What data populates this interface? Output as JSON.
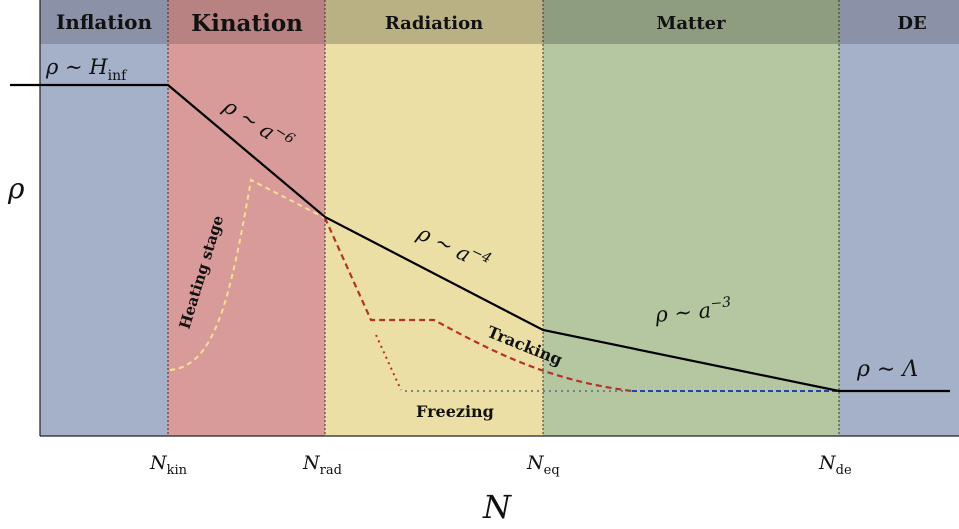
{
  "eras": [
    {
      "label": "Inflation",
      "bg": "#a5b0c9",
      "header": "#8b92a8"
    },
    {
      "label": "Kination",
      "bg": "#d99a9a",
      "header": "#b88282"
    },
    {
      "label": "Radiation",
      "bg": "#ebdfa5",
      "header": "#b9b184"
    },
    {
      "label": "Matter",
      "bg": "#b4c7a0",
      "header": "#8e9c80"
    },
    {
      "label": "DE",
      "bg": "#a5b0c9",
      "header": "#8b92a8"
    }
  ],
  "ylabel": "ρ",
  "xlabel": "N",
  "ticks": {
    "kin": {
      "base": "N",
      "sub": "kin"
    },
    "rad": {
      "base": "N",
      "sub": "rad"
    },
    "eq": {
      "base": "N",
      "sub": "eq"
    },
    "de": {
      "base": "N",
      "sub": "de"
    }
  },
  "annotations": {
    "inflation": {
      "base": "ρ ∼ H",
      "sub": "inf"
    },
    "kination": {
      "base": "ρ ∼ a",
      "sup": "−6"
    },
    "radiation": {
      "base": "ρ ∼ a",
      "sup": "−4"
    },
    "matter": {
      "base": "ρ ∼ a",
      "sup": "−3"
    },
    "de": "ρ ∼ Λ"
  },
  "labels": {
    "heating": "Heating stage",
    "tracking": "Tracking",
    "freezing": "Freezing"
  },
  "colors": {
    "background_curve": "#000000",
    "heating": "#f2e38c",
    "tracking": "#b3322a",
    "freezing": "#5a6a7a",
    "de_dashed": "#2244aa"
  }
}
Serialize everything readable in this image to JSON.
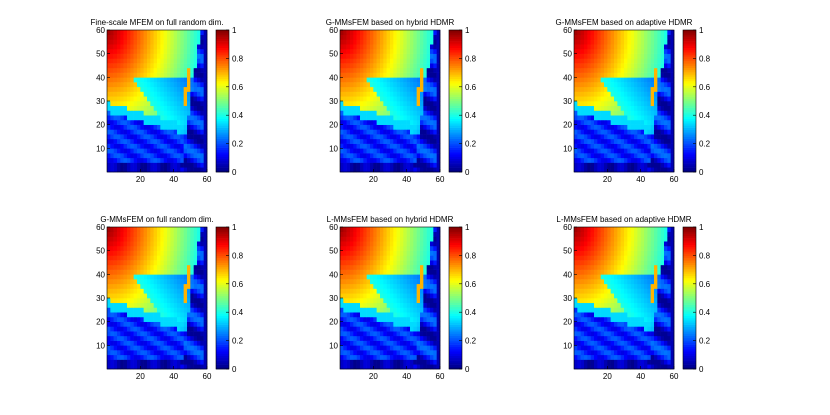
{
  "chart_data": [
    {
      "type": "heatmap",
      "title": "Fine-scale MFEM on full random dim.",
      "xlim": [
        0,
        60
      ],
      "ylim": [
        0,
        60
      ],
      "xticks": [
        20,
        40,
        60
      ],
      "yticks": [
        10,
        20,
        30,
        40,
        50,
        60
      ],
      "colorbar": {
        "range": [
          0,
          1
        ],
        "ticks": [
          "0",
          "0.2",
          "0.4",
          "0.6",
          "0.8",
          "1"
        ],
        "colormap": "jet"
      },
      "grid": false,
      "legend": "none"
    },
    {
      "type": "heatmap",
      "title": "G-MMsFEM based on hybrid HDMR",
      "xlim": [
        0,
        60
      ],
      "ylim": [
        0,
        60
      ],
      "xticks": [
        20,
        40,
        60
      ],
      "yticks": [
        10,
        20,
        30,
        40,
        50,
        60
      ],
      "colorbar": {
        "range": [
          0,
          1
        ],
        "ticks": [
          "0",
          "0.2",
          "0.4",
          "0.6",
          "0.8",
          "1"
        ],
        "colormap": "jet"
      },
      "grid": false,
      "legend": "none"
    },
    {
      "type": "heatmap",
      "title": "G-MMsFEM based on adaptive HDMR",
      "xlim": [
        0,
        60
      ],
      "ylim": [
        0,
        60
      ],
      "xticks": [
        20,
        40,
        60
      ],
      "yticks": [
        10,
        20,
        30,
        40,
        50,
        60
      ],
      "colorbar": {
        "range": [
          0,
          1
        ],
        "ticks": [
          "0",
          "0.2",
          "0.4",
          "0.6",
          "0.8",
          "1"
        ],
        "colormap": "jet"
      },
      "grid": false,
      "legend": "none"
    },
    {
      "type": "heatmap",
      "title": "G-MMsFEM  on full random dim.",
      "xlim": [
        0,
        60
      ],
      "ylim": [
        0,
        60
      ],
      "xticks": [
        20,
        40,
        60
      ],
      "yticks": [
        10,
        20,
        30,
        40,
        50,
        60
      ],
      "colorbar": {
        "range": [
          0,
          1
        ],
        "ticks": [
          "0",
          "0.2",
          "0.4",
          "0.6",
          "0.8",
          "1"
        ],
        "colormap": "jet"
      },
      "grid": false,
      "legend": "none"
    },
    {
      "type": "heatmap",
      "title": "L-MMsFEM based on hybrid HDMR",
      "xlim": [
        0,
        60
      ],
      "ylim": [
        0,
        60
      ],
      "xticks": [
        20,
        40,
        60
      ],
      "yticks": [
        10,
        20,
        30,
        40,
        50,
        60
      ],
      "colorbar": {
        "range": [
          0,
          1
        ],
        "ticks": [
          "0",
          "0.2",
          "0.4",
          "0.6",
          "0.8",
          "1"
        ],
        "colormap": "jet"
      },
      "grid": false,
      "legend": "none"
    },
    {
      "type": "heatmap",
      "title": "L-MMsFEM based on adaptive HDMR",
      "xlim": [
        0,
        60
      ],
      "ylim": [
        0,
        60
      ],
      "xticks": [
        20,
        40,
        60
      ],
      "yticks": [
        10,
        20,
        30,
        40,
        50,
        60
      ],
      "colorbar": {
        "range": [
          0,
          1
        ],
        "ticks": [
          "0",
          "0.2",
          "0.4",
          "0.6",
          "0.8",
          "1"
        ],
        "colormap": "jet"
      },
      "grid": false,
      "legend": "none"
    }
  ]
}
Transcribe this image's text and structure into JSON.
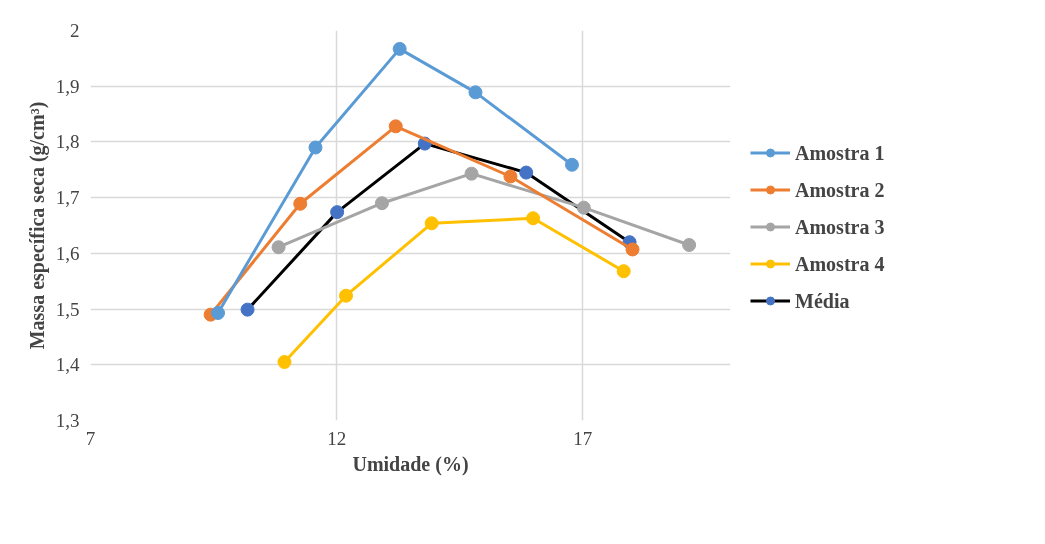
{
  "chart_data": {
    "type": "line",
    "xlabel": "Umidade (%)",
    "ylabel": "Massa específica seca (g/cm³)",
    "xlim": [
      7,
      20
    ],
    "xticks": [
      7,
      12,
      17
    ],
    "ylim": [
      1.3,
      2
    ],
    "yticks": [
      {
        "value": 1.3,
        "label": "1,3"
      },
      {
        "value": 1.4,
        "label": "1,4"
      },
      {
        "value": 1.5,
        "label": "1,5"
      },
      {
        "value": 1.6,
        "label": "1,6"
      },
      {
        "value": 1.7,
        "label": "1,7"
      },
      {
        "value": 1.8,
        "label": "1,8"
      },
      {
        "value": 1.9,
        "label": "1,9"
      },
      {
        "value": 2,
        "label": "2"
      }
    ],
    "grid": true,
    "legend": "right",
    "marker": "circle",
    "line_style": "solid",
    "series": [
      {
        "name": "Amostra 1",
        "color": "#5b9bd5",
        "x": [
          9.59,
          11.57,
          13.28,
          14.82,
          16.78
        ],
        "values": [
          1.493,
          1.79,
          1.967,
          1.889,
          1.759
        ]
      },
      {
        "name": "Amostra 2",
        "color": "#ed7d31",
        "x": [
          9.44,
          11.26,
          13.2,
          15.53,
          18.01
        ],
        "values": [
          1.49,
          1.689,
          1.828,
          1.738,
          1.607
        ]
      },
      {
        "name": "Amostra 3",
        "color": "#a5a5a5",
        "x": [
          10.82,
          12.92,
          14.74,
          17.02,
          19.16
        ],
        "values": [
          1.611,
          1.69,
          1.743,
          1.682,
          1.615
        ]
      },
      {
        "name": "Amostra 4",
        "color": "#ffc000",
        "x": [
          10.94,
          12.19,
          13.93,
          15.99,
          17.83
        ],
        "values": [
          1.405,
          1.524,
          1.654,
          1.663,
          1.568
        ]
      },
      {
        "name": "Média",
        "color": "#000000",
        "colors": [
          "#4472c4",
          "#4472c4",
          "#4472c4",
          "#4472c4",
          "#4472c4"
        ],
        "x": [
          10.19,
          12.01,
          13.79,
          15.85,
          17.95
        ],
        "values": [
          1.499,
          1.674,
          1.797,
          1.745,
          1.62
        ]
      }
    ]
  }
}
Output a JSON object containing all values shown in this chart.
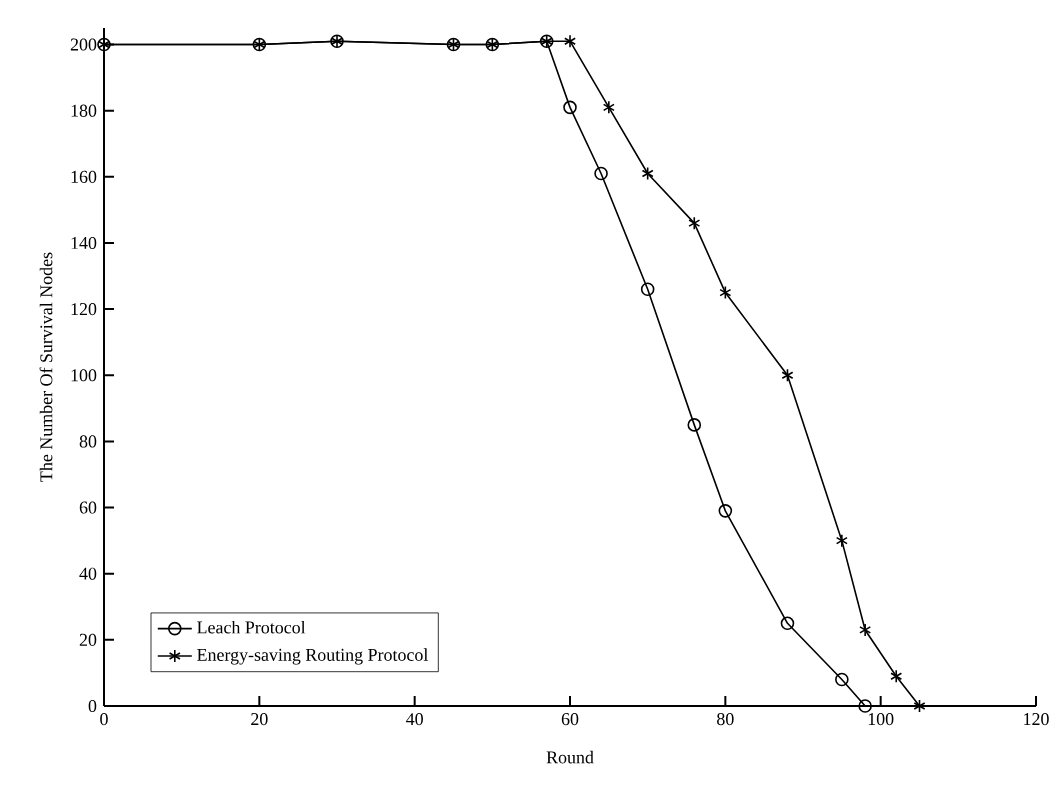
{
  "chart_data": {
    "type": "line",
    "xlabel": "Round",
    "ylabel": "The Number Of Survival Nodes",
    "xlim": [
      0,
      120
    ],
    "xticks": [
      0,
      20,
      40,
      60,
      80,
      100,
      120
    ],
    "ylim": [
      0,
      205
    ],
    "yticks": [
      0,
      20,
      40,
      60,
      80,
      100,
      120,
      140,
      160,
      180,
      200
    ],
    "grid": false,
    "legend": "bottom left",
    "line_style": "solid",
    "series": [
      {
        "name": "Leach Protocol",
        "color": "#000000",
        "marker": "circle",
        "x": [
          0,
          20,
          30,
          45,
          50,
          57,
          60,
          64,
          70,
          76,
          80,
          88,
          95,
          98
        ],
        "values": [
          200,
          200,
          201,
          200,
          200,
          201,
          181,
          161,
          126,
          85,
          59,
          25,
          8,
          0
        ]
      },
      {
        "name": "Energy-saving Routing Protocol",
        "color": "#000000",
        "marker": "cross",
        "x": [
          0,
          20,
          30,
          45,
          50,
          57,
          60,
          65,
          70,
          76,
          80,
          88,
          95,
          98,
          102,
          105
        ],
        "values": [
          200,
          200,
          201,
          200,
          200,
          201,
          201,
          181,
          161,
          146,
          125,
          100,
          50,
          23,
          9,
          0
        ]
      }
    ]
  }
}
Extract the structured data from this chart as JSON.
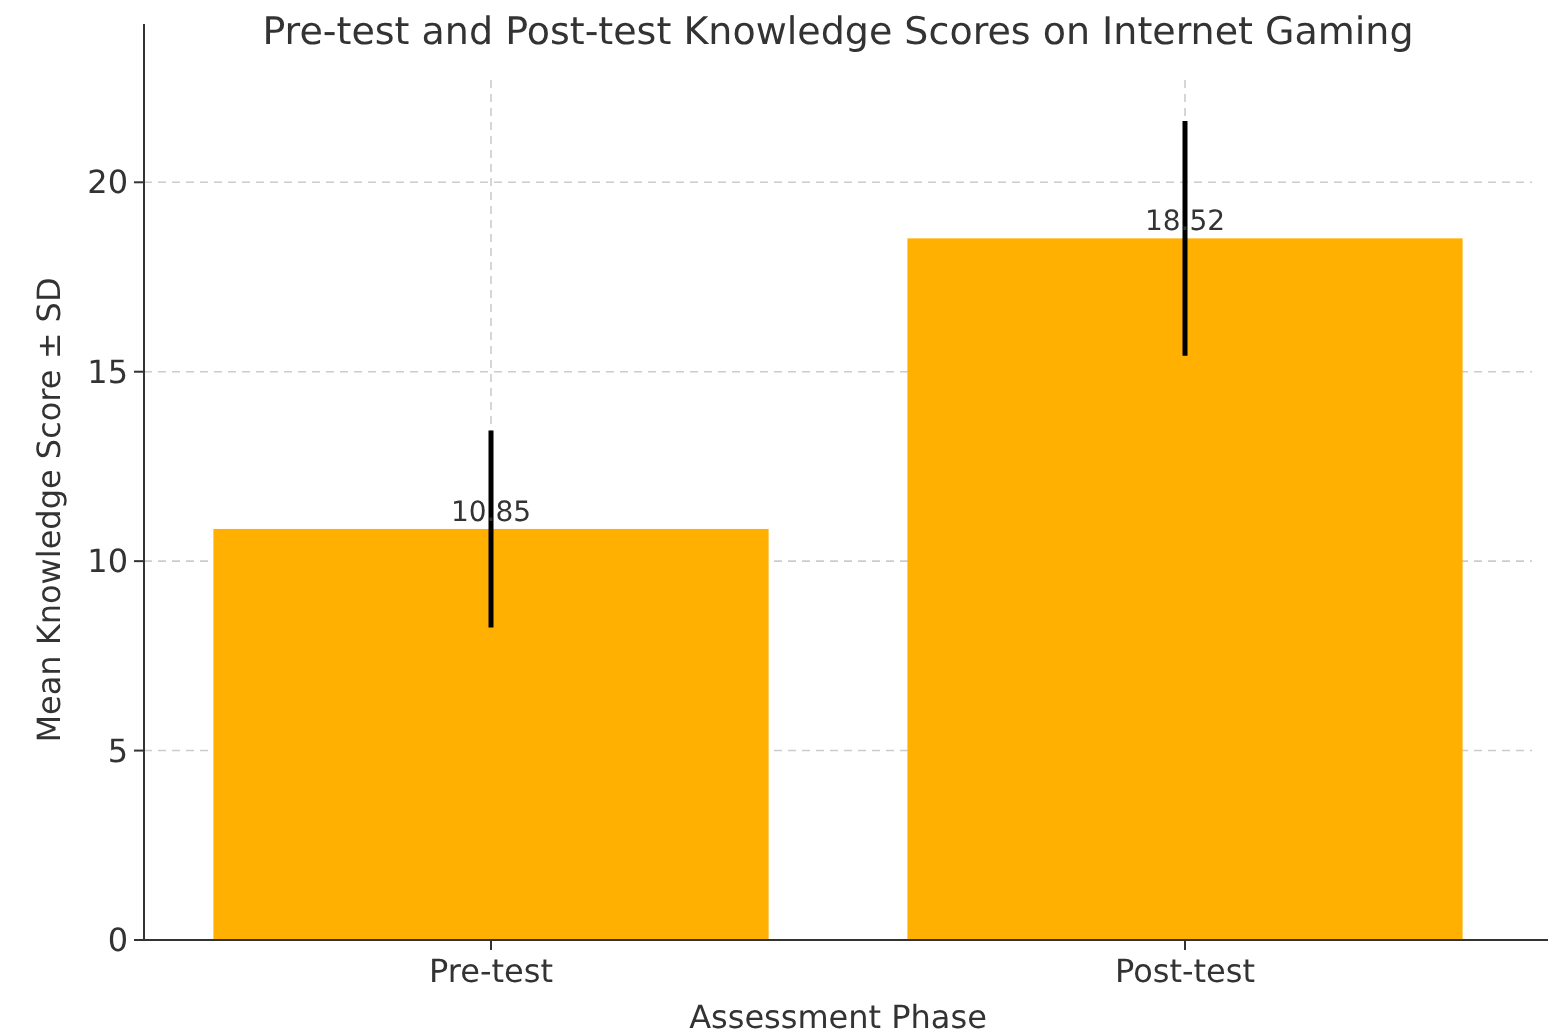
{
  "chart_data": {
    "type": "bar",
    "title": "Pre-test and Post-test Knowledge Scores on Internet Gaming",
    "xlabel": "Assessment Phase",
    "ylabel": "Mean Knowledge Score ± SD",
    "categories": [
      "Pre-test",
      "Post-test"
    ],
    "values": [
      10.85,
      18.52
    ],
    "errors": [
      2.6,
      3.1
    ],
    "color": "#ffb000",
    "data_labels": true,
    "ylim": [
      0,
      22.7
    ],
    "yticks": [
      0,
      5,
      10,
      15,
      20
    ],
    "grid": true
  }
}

• • • •

→ **What is needed**: Find the word "Amostra" and list each line it appears in.

→ **Response below**:
        "name": "Amostra 1",
        "name": "Amostra 2",
        "name": "Amostra 3",
        "name": "Amostra 4",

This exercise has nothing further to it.